Enunciado 1: Reescreva de forma mais breve o parágrafo do excerto sobre a FILBO que começa por «O clima de festa», mantendo os factos principais.

Excerto do documento:
--- --- ---
O clima de festa tem muito a ver com o investimento que se tem feito na cidade de Bogotá e no país inteiro em programas de divulgação e apoio à leitura. Há um programa do Ministério da Educação chamado Leer es mi cuento e há um projecto do distrito de Bogotá chamada Leer es volar. Tudo isto chega às pessoas, chega às escolas, chega a um público mais jovem. E a partir daí cria-se esta dinâmica e a convicção de que a FILBO é uma festa. As pessoas vêm à festa dos livros.

A literatura é vista como uma arte popular, como a música. Com os seus mitos, as suas estrelas. Cria-se uma relação com os autores, as pessoas querem conhecê-los.
Sim, é isso. Quando vem um autor importante há um interesse genuíno das pessoas. Em Janeiro deste ano, por exemplo, veio vá o Gonçalo M. Tavares. Fez uma conferência interessantíssima, que teve logo uma repercussão enorme. Chegou a ser falada num jornal argentino.

São eventos que já ultrapassam a Feira.
Sim, os efeitos continuam para lá da Feira, porque as pessoas ficam envolvidas. A FILBO é um dos eventos mais democráticos da Colômbia. Toda a gente tem acesso a ela. O bilhete custa 7 mil pesos (2 euros). Foi pensada para que as pessoas venham, toda a gente possa entrar, para ver os seus autores preferidos, comprar os seus livros. A Feira democratiza a leitura.

E está pensada, com esta componente de festa, para criar novos leitores?
--- --- ---
Registos fornecidos:
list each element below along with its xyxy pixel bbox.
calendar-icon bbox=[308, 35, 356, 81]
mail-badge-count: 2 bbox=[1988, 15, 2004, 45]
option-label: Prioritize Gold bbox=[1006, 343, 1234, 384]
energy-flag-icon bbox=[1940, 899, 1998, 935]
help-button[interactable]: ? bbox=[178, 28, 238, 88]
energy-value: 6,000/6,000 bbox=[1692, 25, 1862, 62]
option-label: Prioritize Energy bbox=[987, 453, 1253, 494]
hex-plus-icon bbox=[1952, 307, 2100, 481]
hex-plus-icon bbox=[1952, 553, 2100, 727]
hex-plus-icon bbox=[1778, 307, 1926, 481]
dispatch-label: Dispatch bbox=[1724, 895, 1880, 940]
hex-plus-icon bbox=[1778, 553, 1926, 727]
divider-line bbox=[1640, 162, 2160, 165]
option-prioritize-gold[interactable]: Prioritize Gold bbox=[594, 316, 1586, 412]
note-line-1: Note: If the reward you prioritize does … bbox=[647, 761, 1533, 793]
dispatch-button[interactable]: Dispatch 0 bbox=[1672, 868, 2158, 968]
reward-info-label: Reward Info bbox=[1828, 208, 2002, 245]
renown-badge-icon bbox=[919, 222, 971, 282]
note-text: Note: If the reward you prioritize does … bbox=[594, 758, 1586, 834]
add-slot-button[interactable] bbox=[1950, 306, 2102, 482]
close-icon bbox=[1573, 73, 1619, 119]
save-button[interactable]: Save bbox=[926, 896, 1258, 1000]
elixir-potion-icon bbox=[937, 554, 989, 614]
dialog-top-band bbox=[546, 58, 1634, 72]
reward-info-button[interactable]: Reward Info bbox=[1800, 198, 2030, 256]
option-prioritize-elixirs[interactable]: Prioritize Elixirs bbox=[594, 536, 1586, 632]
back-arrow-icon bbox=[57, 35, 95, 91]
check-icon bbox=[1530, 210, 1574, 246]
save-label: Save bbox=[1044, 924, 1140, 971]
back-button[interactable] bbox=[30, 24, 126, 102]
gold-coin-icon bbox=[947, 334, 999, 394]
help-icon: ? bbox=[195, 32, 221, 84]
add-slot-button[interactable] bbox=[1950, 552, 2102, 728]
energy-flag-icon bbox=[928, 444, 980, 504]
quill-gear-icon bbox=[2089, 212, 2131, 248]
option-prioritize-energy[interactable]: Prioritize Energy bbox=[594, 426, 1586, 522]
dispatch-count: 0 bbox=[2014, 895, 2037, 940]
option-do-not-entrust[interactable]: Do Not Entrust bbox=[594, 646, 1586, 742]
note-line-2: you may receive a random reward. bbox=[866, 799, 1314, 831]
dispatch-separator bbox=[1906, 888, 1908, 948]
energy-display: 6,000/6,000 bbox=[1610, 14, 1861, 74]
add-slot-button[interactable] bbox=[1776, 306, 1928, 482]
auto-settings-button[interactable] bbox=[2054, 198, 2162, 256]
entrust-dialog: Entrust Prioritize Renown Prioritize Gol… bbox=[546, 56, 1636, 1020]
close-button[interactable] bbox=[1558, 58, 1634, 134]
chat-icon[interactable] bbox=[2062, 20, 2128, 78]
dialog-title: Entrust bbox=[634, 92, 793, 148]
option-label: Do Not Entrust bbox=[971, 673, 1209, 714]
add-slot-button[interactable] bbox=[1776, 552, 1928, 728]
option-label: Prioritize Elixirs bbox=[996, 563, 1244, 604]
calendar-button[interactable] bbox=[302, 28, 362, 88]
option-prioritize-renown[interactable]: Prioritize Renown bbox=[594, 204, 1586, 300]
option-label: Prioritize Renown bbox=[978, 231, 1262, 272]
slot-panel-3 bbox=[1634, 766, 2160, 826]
--- --- ---
Enunciado 2: Renomeie "hex-plus-icon" para "hex-add-icon" nos registos, desde o início até à linha que contém "reward-info-button[interactable]: Reward Info", inclusive, e devolva apenas essas linhas sem qualquer outra alteração.

Resposta correta 1: O clima de festa resulta do investimento feito em Bogotá e em todo o país em programas de divulgação e apoio à leitura, como o Leer es mi cuento, do Ministério da Educação, e o Leer es volar, do distrito de Bogotá. Estes programas chegam às pessoas, às escolas e a um público mais jovem. Daí nasce a dinâmica e a convicção de que a FILBO é uma festa, e as pessoas vão à festa dos livros.

Resposta correta 2:
list each element below along with its xyxy pixel bbox.
calendar-icon bbox=[308, 35, 356, 81]
mail-badge-count: 2 bbox=[1988, 15, 2004, 45]
option-label: Prioritize Gold bbox=[1006, 343, 1234, 384]
energy-flag-icon bbox=[1940, 899, 1998, 935]
help-button[interactable]: ? bbox=[178, 28, 238, 88]
energy-value: 6,000/6,000 bbox=[1692, 25, 1862, 62]
option-label: Prioritize Energy bbox=[987, 453, 1253, 494]
hex-add-icon bbox=[1952, 307, 2100, 481]
hex-add-icon bbox=[1952, 553, 2100, 727]
hex-add-icon bbox=[1778, 307, 1926, 481]
dispatch-label: Dispatch bbox=[1724, 895, 1880, 940]
hex-add-icon bbox=[1778, 553, 1926, 727]
divider-line bbox=[1640, 162, 2160, 165]
option-prioritize-gold[interactable]: Prioritize Gold bbox=[594, 316, 1586, 412]
note-line-1: Note: If the reward you prioritize does … bbox=[647, 761, 1533, 793]
dispatch-button[interactable]: Dispatch 0 bbox=[1672, 868, 2158, 968]
reward-info-label: Reward Info bbox=[1828, 208, 2002, 245]
renown-badge-icon bbox=[919, 222, 971, 282]
note-text: Note: If the reward you prioritize does … bbox=[594, 758, 1586, 834]
add-slot-button[interactable] bbox=[1950, 306, 2102, 482]
close-icon bbox=[1573, 73, 1619, 119]
save-button[interactable]: Save bbox=[926, 896, 1258, 1000]
elixir-potion-icon bbox=[937, 554, 989, 614]
dialog-top-band bbox=[546, 58, 1634, 72]
reward-info-button[interactable]: Reward Info bbox=[1800, 198, 2030, 256]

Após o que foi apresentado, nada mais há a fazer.